**Set task**
Copy out every line containing the word "screenshot".

>>

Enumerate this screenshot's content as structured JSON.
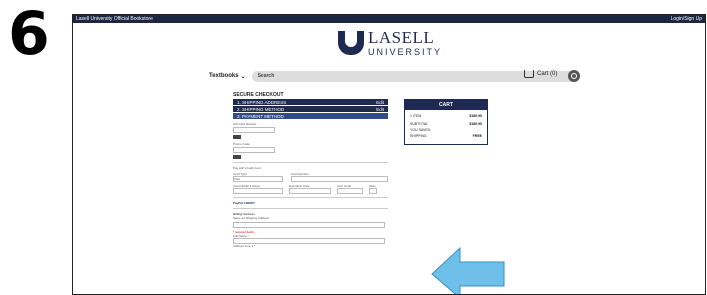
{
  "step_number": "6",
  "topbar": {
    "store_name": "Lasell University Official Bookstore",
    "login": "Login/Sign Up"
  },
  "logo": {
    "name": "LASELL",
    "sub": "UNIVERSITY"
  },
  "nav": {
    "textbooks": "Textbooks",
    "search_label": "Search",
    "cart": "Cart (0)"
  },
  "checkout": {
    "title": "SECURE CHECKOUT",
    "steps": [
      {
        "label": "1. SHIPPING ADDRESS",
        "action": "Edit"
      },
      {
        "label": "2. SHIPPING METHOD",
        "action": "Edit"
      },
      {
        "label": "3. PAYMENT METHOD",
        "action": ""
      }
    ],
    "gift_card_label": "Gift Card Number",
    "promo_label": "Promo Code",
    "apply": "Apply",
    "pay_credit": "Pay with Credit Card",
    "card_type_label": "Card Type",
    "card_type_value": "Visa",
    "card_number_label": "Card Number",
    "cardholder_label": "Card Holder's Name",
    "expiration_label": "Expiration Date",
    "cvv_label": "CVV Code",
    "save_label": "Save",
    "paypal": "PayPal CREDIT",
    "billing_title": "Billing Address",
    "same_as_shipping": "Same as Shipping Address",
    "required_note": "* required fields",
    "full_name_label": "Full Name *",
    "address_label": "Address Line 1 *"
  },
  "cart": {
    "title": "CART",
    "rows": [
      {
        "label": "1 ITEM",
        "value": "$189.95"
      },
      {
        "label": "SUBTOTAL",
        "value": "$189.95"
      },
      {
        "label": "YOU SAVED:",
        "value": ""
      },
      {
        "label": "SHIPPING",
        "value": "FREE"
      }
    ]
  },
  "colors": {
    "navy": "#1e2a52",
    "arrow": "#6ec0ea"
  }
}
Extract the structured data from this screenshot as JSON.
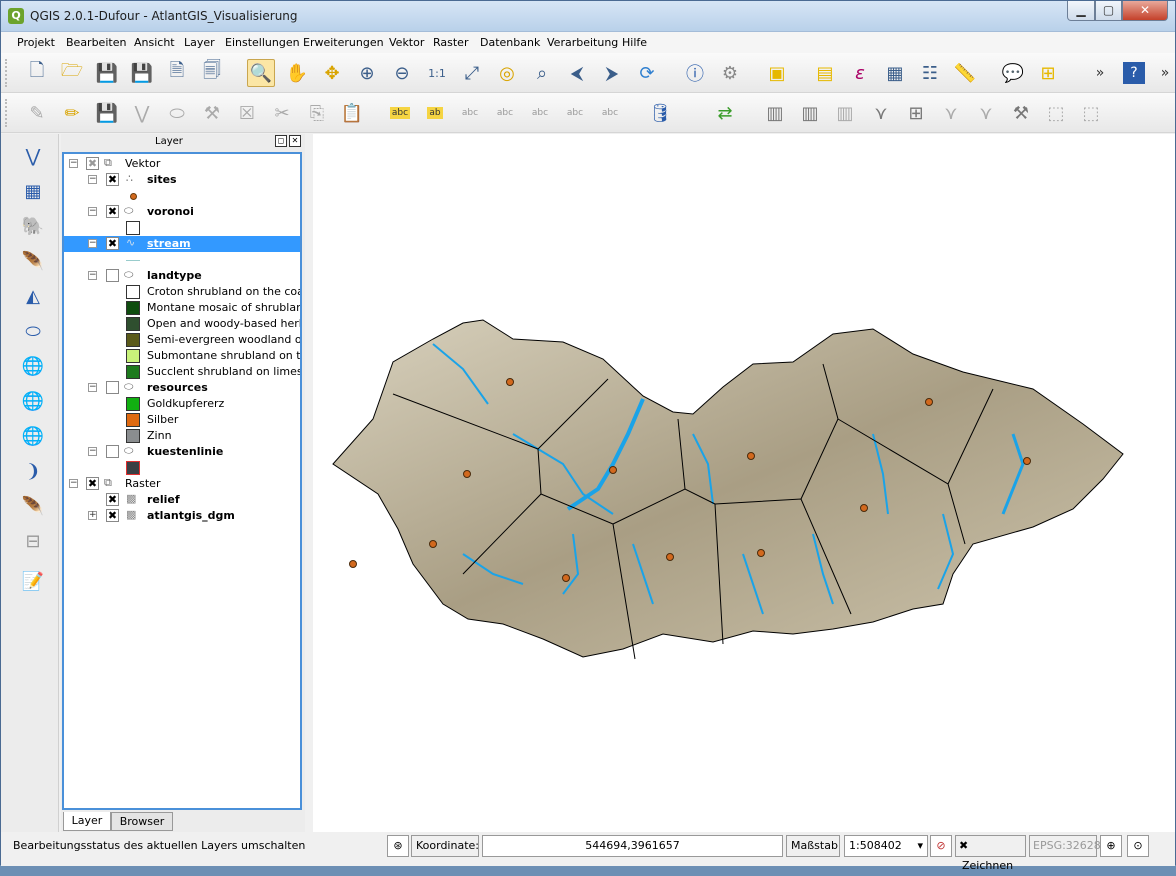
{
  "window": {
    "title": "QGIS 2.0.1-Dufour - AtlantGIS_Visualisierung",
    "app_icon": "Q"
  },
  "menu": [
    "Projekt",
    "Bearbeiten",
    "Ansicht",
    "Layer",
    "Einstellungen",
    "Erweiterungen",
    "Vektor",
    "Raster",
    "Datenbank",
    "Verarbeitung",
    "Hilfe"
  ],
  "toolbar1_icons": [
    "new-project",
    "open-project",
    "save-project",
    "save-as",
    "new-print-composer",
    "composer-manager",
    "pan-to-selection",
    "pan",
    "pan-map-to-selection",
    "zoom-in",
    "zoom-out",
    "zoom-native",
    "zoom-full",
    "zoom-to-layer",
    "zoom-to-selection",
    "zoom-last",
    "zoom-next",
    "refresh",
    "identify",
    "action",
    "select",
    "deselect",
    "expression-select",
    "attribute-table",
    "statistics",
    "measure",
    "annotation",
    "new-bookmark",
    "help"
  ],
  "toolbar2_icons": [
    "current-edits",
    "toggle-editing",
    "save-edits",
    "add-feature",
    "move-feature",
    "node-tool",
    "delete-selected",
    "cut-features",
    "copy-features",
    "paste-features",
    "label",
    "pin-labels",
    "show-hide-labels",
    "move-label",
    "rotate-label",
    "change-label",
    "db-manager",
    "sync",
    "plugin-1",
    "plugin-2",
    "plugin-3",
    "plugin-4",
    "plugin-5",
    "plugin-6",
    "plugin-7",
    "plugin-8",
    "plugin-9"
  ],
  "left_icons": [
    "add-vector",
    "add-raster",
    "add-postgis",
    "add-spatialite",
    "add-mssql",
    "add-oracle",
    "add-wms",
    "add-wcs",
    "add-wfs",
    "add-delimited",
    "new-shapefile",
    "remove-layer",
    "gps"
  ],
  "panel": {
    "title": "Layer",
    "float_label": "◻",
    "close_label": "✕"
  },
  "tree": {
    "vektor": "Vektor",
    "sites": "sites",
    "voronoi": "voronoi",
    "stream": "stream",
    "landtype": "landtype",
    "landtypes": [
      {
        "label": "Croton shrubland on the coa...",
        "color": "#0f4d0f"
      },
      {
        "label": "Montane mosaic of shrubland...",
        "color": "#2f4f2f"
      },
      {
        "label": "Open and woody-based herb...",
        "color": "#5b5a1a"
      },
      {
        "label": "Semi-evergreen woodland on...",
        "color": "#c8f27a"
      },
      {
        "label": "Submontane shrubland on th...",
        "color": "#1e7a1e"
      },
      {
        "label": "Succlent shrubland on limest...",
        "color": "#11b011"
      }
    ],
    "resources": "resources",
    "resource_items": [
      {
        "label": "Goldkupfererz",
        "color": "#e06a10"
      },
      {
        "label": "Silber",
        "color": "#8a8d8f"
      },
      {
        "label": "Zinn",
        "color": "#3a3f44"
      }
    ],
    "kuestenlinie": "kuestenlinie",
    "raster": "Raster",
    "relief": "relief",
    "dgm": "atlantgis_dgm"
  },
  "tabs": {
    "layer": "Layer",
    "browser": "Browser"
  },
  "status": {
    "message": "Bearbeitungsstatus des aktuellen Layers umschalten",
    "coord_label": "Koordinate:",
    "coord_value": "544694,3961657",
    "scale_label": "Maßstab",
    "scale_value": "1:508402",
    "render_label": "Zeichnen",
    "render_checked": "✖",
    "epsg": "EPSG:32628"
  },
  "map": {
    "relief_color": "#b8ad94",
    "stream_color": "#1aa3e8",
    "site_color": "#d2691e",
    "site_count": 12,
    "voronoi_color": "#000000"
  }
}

<<
>>

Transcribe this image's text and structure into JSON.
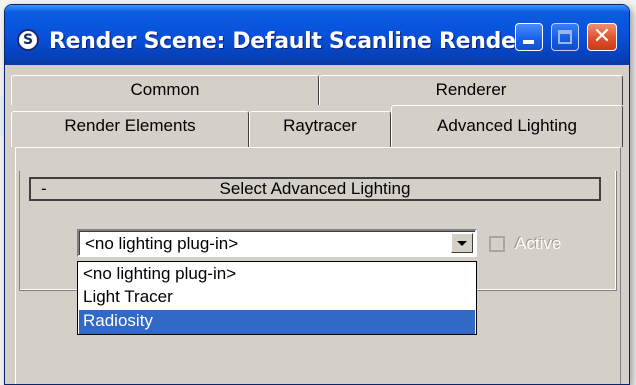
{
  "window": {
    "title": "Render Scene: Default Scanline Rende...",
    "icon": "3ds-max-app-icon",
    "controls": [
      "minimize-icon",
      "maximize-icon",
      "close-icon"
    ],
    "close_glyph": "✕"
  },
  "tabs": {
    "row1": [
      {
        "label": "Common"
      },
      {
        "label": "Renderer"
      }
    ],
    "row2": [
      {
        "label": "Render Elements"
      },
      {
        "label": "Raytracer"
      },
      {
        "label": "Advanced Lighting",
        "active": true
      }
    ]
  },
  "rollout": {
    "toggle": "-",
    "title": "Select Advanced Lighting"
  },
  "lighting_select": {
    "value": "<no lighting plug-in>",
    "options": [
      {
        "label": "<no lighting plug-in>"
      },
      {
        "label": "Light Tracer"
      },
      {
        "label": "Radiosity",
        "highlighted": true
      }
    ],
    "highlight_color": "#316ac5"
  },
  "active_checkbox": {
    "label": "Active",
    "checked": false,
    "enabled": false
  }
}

<<

**Final result**
Enumerate this screenshot's content as structured JSON.
Extract the structured data from this screenshot as JSON.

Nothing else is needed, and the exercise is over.